WHAT YOU ARE ASKED TO DO:
Only lines with the word "JSON" are needed; collect each of them from the listing below.

■ ■ ■

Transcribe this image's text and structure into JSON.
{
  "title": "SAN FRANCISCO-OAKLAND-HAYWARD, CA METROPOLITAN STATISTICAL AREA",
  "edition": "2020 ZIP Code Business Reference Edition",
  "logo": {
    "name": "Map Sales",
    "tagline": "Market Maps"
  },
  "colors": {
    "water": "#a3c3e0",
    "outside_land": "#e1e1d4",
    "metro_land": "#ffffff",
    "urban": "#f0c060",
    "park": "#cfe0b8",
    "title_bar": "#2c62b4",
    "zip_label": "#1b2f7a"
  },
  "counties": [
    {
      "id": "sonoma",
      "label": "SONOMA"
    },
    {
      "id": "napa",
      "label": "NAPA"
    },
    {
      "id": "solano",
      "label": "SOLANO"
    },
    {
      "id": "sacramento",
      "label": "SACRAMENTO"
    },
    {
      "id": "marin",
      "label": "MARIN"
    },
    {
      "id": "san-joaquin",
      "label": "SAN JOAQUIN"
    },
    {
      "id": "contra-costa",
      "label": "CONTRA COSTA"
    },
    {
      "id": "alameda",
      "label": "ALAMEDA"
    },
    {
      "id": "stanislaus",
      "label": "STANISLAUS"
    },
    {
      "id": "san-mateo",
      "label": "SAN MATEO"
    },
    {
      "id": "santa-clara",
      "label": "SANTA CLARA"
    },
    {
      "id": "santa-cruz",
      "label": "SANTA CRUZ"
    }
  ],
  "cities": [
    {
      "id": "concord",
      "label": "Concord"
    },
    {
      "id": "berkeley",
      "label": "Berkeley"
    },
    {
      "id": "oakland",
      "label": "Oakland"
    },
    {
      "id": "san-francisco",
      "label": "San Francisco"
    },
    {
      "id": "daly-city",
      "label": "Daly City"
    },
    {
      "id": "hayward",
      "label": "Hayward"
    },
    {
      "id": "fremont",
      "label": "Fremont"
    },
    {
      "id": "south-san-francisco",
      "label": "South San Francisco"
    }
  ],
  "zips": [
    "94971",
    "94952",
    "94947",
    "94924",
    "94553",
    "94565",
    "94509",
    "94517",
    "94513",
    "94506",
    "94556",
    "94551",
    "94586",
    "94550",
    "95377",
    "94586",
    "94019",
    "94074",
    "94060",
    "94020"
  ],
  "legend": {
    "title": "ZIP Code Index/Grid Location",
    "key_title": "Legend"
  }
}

■ ■ ■

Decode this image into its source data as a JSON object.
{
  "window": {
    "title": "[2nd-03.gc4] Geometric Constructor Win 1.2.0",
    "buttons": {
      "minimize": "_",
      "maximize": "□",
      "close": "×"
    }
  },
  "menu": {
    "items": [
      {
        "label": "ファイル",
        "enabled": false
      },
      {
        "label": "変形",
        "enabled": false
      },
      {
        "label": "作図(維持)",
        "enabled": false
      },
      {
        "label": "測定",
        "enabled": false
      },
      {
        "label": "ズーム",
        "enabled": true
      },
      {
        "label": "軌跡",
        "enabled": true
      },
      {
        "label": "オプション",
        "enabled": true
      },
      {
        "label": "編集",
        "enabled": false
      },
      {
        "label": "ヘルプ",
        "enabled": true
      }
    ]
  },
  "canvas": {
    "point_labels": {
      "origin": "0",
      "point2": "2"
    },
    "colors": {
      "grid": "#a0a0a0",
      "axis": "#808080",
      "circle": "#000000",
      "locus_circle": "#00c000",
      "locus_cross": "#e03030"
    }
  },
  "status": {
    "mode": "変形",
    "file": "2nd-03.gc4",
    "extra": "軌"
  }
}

■ ■ ■

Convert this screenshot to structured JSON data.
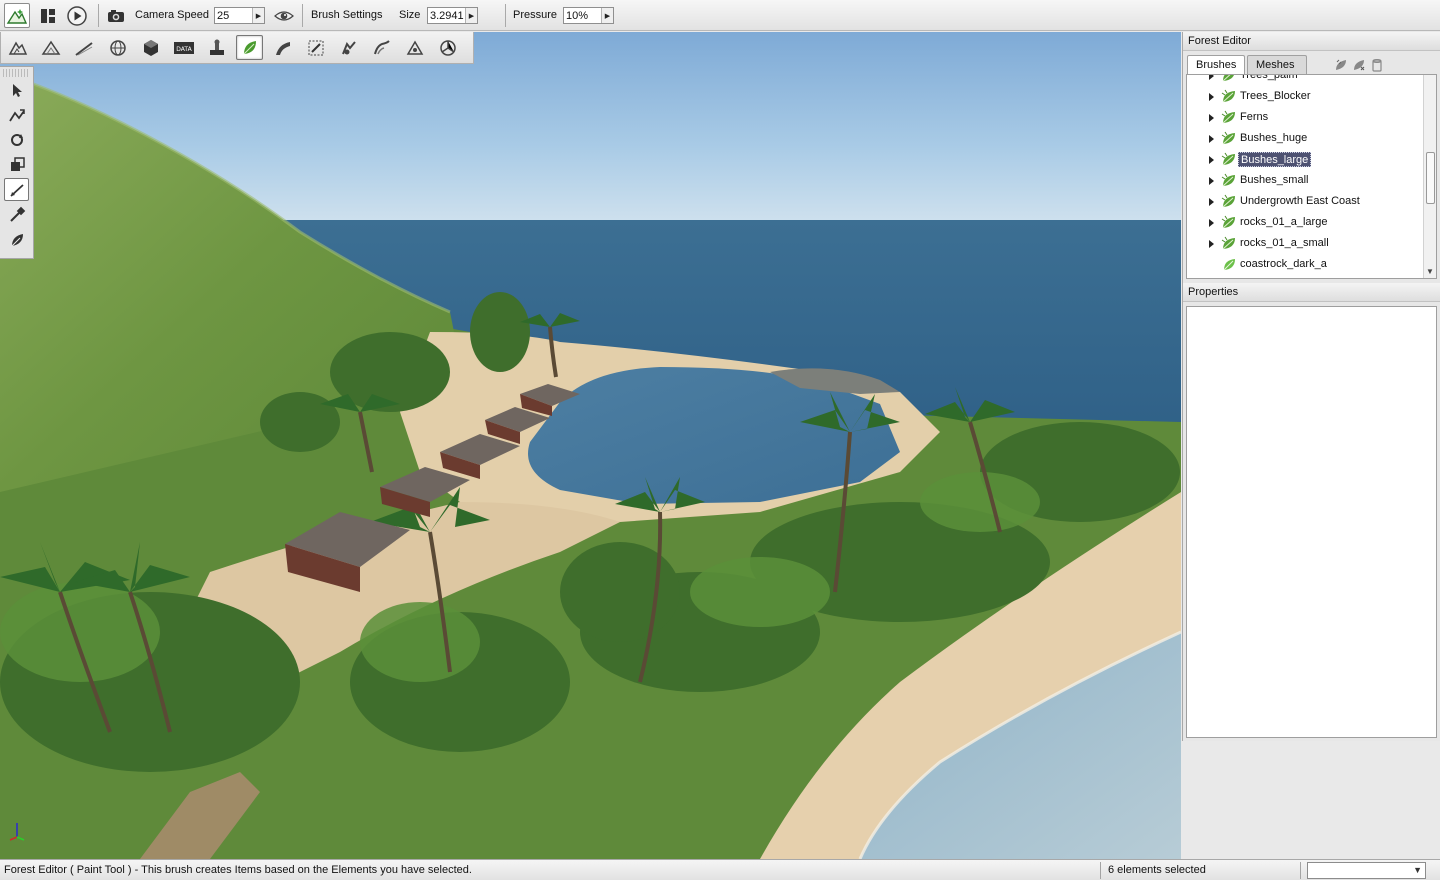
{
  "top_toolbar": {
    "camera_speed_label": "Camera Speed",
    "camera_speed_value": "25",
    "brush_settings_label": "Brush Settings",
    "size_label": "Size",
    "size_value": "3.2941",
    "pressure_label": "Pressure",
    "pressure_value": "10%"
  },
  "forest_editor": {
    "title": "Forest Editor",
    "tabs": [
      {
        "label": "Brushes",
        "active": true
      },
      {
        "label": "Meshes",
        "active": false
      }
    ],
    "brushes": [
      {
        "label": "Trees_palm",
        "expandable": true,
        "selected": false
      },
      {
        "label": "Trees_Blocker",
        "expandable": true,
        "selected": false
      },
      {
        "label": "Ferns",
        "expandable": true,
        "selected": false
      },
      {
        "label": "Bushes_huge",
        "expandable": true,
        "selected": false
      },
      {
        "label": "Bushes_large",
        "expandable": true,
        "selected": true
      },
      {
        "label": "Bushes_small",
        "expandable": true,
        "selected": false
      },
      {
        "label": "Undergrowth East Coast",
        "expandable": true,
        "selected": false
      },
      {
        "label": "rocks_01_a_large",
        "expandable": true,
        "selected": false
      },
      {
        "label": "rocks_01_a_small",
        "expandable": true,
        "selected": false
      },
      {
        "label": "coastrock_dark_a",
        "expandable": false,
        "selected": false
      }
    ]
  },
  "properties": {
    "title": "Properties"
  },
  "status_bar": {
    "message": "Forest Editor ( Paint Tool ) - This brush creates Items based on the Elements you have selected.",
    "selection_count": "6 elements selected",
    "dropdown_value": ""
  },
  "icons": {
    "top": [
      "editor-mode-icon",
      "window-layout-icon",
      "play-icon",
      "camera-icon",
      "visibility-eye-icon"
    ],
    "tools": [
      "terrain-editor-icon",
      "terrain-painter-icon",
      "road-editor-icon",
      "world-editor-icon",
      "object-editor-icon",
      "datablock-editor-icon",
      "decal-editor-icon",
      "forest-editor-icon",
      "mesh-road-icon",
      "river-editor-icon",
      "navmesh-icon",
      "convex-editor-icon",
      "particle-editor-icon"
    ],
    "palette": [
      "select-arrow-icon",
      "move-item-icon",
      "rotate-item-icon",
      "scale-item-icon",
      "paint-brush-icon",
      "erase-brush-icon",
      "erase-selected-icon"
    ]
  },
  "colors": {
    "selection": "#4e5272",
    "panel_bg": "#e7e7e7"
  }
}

■ ■ ■

WRITTEN ANSWER:
Transcribe this image's text and structure into JSON.
Decode this image into its source data as a JSON object.
Convert this screenshot to structured JSON data.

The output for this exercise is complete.